## What you should do:
Render every entry exactly as it appears.

## Information given:
***
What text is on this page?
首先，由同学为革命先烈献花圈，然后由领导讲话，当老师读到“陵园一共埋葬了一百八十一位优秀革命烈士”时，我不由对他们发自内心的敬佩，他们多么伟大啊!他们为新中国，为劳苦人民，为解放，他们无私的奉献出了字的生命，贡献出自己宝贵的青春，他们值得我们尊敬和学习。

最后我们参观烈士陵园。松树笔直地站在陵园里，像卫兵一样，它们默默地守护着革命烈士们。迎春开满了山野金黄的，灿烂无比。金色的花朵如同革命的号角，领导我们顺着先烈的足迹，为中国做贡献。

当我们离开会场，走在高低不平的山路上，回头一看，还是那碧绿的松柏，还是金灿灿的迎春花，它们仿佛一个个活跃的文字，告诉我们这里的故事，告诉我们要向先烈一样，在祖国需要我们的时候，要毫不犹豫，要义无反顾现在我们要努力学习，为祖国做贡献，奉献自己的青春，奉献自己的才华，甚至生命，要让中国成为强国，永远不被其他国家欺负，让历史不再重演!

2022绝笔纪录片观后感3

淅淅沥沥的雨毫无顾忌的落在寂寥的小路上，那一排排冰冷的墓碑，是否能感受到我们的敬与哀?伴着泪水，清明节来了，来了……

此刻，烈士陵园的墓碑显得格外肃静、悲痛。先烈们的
***
## Finished answer:
What text is on this page?
首先，由同学为革命先烈献花圈，然后由领导讲话，当老师读到“陵园一共埋葬了一百八十一位优秀革命烈士”时，我不由对他们发自内心的敬佩，他们多么伟大啊!他们为新中国，为劳苦人民，为解放，他们无私的奉献出了字的生命，贡献出自己宝贵的青春，他们值得我们尊敬和学习。

最后我们参观烈士陵园。松树笔直地站在陵园里，像卫兵一样，它们默默地守护着革命烈士们。迎春开满了山野金黄的，灿烂无比。金色的花朵如同革命的号角，领导我们顺着先烈的足迹，为中国做贡献。

当我们离开会场，走在高低不平的山路上，回头一看，还是那碧绿的松柏，还是金灿灿的迎春花，它们仿佛一个个活跃的文字，告诉我们这里的故事，告诉我们要向先烈一样，在祖国需要我们的时候，要毫不犹豫，要义无反顾现在我们要努力学习，为祖国做贡献，奉献自己的青春，奉献自己的才华，甚至生命，要让中国成为强国，永远不被其他国家欺负，让历史不再重演!

2022绝笔纪录片观后感3

淅淅沥沥的雨毫无顾忌的落在寂寥的小路上，那一排排冰冷的墓碑，是否能感受到我们的敬与哀?伴着泪水，清明节来了，来了……

此刻，烈士陵园的墓碑显得格外肃静、悲痛。先烈们的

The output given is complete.